Figure data in JSON:
☆ ☆ ☆ ☆ ☆ ☆ ☆

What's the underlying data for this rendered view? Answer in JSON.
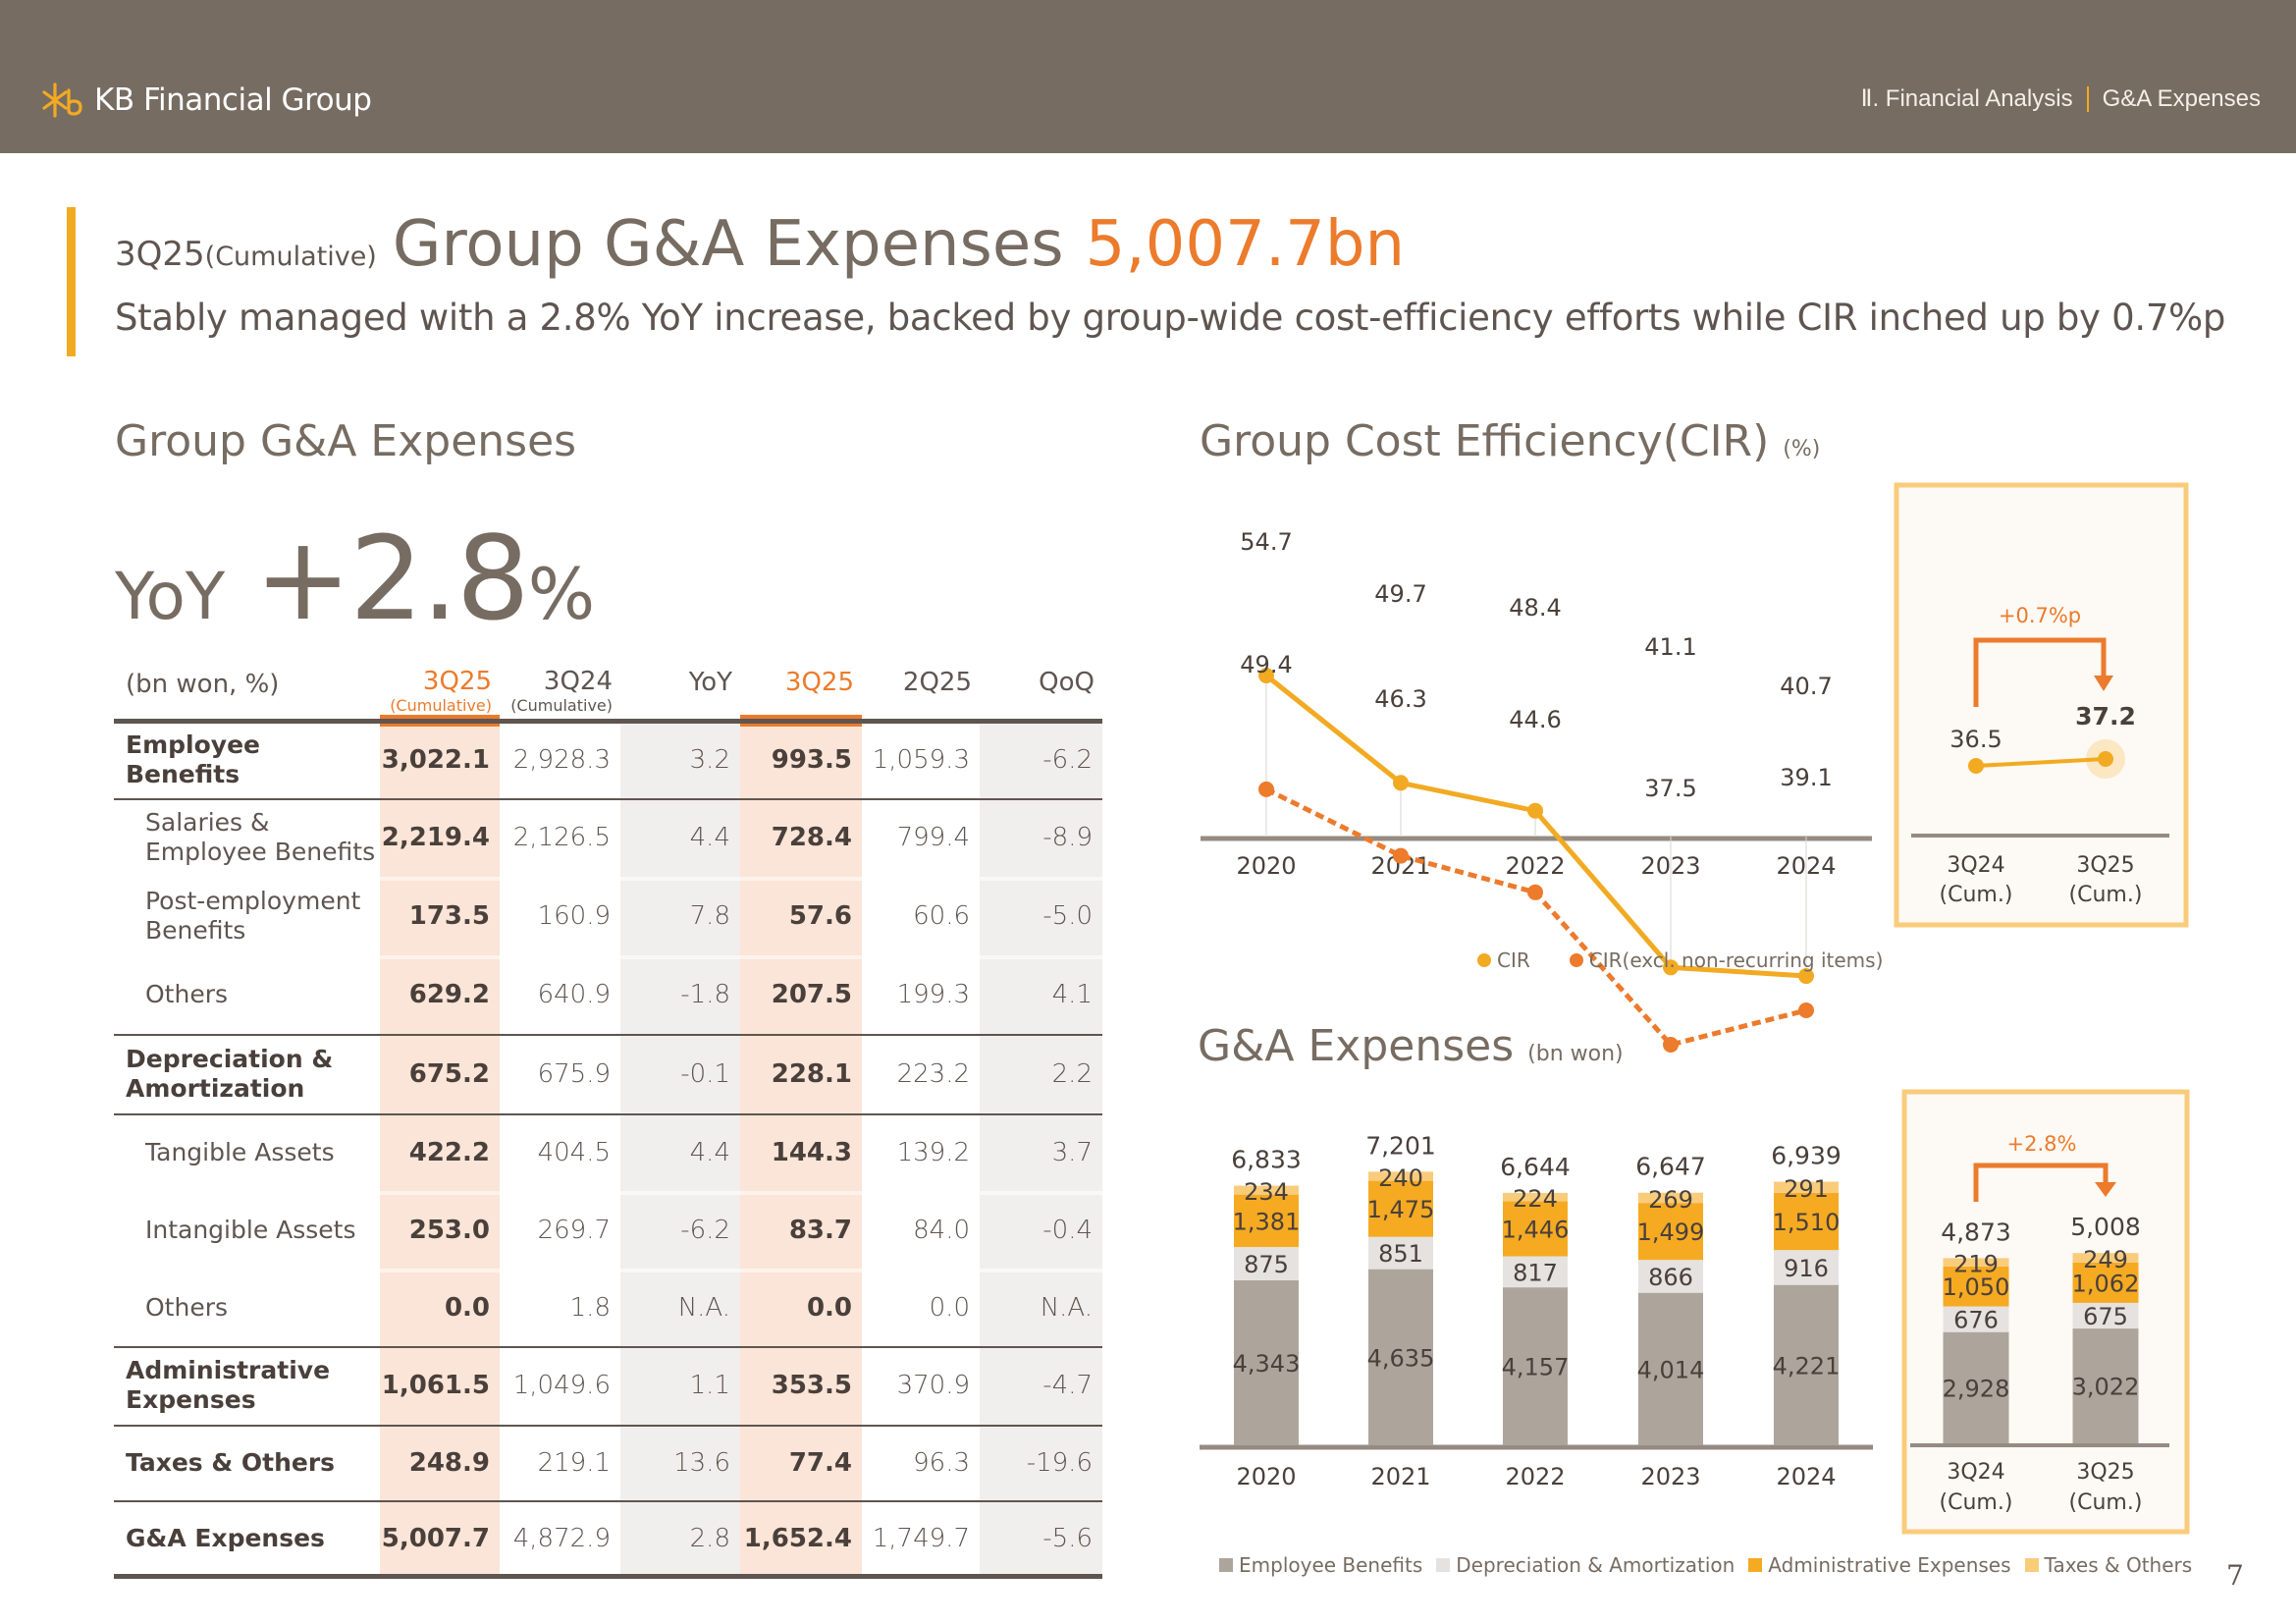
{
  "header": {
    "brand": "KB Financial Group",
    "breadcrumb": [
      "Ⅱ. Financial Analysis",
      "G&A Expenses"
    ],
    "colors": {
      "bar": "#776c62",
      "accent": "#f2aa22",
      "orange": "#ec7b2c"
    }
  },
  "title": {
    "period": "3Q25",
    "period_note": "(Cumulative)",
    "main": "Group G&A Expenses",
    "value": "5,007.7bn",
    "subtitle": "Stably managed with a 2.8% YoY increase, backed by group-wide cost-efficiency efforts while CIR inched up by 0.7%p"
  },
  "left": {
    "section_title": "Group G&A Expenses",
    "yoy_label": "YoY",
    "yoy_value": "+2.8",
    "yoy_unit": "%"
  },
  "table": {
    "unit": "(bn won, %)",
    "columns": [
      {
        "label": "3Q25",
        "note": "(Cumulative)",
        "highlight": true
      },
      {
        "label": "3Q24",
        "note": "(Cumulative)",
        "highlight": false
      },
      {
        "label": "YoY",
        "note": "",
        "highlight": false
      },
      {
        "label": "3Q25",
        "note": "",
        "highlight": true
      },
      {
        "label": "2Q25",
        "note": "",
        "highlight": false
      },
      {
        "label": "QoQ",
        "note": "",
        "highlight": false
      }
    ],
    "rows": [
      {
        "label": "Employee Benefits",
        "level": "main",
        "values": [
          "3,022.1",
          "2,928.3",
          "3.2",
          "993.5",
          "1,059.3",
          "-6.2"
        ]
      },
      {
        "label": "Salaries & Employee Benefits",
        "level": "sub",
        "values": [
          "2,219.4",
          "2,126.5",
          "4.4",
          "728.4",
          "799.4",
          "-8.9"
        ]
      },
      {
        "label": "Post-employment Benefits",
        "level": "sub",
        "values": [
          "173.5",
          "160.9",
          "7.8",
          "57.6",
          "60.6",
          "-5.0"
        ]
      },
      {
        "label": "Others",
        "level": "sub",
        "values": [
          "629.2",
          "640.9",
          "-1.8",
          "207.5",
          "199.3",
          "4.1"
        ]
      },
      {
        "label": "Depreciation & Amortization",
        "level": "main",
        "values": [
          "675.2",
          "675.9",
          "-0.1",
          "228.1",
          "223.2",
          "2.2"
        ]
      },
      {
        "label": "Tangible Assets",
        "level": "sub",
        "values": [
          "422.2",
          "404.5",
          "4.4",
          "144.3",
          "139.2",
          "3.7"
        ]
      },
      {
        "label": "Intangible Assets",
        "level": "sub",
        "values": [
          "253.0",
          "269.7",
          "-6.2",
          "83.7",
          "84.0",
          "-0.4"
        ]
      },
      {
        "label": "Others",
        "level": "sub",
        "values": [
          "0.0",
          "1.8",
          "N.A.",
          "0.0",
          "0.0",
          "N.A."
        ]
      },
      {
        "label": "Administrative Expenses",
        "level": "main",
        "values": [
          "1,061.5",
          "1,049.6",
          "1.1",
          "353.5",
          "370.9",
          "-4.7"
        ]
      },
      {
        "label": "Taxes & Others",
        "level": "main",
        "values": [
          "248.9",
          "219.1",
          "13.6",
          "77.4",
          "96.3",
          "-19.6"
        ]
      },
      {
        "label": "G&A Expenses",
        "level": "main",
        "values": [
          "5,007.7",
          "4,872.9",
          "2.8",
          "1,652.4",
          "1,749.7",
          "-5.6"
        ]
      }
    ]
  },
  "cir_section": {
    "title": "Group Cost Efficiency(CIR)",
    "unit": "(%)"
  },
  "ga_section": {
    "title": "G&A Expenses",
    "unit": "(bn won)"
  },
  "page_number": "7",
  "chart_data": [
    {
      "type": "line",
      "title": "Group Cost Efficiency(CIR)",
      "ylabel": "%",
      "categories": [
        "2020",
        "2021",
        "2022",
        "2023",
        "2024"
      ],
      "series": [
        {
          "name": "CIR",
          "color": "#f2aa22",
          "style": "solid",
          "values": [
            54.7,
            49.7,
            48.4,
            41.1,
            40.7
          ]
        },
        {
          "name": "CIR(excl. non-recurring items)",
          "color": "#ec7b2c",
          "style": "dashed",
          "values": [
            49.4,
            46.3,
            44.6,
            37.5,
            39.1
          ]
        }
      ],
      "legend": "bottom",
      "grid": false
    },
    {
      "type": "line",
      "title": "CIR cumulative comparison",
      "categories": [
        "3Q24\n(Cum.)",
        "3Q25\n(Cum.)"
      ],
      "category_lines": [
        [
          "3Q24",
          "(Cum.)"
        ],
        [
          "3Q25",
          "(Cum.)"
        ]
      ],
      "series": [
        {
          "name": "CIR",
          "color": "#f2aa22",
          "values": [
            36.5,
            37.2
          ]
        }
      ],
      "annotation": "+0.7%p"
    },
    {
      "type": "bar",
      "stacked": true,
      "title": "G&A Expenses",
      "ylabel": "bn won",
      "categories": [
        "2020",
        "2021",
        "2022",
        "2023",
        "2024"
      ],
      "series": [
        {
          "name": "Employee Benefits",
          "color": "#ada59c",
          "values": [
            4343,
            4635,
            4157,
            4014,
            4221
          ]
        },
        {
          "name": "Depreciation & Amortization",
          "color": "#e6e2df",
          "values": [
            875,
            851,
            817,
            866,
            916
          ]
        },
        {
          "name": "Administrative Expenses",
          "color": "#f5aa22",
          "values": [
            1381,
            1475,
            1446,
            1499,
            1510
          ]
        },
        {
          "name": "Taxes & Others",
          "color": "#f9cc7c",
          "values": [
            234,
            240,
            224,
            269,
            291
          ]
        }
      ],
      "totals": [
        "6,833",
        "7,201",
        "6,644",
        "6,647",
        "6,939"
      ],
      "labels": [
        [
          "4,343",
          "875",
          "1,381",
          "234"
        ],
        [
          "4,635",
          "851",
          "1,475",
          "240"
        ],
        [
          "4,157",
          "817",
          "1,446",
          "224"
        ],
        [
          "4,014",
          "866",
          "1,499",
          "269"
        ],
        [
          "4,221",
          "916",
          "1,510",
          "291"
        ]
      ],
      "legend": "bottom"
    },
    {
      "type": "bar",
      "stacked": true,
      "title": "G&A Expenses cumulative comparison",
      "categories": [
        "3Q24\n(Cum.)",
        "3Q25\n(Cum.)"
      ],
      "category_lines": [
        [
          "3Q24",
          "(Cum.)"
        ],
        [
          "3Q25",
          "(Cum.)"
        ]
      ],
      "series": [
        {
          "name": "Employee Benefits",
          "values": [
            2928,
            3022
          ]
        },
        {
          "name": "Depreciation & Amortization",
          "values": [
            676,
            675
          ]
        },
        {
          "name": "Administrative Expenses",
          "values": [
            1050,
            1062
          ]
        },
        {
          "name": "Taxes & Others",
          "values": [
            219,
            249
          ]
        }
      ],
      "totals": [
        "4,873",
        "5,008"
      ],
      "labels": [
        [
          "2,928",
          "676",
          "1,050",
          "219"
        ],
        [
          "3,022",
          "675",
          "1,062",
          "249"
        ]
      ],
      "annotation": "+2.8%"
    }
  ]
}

☆ ☆ ☆ ☆ ☆ ☆ ☆

» What this task involves
Pull out all lines containing "comparison".

» Output for this exercise
      "title": "CIR cumulative comparison",
      "title": "G&A Expenses cumulative comparison",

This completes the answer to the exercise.